*SET EXERCISE*: All records should be reproduced verbatim.

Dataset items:
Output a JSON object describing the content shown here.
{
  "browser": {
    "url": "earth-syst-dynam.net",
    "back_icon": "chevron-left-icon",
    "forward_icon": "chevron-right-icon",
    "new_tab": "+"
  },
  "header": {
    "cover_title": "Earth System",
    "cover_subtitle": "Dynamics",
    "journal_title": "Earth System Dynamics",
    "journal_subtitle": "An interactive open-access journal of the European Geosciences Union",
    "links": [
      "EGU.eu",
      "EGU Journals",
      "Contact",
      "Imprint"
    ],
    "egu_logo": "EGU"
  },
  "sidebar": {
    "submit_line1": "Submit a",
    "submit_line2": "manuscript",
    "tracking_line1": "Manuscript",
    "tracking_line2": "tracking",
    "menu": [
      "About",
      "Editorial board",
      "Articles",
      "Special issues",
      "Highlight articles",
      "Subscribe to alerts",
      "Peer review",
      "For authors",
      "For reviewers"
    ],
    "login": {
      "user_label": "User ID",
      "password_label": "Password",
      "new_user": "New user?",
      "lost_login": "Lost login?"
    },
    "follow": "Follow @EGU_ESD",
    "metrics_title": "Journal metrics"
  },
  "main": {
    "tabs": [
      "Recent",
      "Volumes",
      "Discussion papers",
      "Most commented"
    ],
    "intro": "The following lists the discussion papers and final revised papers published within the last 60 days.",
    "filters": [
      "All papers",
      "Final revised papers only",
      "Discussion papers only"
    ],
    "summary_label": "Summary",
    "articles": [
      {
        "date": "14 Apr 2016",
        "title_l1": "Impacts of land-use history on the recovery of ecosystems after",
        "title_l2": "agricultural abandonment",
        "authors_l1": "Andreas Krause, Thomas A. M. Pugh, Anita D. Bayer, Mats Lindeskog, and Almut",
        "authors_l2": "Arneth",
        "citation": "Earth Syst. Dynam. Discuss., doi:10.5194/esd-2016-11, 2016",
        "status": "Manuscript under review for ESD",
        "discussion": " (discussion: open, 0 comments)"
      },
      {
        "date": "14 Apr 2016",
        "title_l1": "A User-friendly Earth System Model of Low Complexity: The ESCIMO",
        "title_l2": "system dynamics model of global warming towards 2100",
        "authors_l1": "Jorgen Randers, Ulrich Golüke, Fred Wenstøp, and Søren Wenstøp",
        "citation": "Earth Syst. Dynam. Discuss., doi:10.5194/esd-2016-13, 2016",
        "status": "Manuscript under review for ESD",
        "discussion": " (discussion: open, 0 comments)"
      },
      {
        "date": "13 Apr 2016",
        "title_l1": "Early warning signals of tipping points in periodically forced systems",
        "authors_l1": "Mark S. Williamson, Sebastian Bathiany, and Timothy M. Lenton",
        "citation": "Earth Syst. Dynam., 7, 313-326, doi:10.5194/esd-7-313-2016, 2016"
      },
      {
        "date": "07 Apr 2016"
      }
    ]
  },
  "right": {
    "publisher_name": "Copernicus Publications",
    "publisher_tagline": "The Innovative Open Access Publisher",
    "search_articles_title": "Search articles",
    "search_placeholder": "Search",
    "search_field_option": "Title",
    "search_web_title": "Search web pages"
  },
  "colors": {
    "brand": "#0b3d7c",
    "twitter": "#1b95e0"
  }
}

*OUTPUT FOR THIS TASK*:
Output a JSON object describing the content shown here.
{
  "browser": {
    "url": "earth-syst-dynam.net",
    "back_icon": "chevron-left-icon",
    "forward_icon": "chevron-right-icon",
    "new_tab": "+"
  },
  "header": {
    "cover_title": "Earth System",
    "cover_subtitle": "Dynamics",
    "journal_title": "Earth System Dynamics",
    "journal_subtitle": "An interactive open-access journal of the European Geosciences Union",
    "links": [
      "EGU.eu",
      "EGU Journals",
      "Contact",
      "Imprint"
    ],
    "egu_logo": "EGU"
  },
  "sidebar": {
    "submit_line1": "Submit a",
    "submit_line2": "manuscript",
    "tracking_line1": "Manuscript",
    "tracking_line2": "tracking",
    "menu": [
      "About",
      "Editorial board",
      "Articles",
      "Special issues",
      "Highlight articles",
      "Subscribe to alerts",
      "Peer review",
      "For authors",
      "For reviewers"
    ],
    "login": {
      "user_label": "User ID",
      "password_label": "Password",
      "new_user": "New user?",
      "lost_login": "Lost login?"
    },
    "follow": "Follow @EGU_ESD",
    "metrics_title": "Journal metrics"
  },
  "main": {
    "tabs": [
      "Recent",
      "Volumes",
      "Discussion papers",
      "Most commented"
    ],
    "intro": "The following lists the discussion papers and final revised papers published within the last 60 days.",
    "filters": [
      "All papers",
      "Final revised papers only",
      "Discussion papers only"
    ],
    "summary_label": "Summary",
    "articles": [
      {
        "date": "14 Apr 2016",
        "title_l1": "Impacts of land-use history on the recovery of ecosystems after",
        "title_l2": "agricultural abandonment",
        "authors_l1": "Andreas Krause, Thomas A. M. Pugh, Anita D. Bayer, Mats Lindeskog, and Almut",
        "authors_l2": "Arneth",
        "citation": "Earth Syst. Dynam. Discuss., doi:10.5194/esd-2016-11, 2016",
        "status": "Manuscript under review for ESD",
        "discussion": " (discussion: open, 0 comments)"
      },
      {
        "date": "14 Apr 2016",
        "title_l1": "A User-friendly Earth System Model of Low Complexity: The ESCIMO",
        "title_l2": "system dynamics model of global warming towards 2100",
        "authors_l1": "Jorgen Randers, Ulrich Golüke, Fred Wenstøp, and Søren Wenstøp",
        "citation": "Earth Syst. Dynam. Discuss., doi:10.5194/esd-2016-13, 2016",
        "status": "Manuscript under review for ESD",
        "discussion": " (discussion: open, 0 comments)"
      },
      {
        "date": "13 Apr 2016",
        "title_l1": "Early warning signals of tipping points in periodically forced systems",
        "authors_l1": "Mark S. Williamson, Sebastian Bathiany, and Timothy M. Lenton",
        "citation": "Earth Syst. Dynam., 7, 313-326, doi:10.5194/esd-7-313-2016, 2016"
      },
      {
        "date": "07 Apr 2016"
      }
    ]
  },
  "right": {
    "publisher_name": "Copernicus Publications",
    "publisher_tagline": "The Innovative Open Access Publisher",
    "search_articles_title": "Search articles",
    "search_placeholder": "Search",
    "search_field_option": "Title",
    "search_web_title": "Search web pages"
  },
  "colors": {
    "brand": "#0b3d7c",
    "twitter": "#1b95e0"
  }
}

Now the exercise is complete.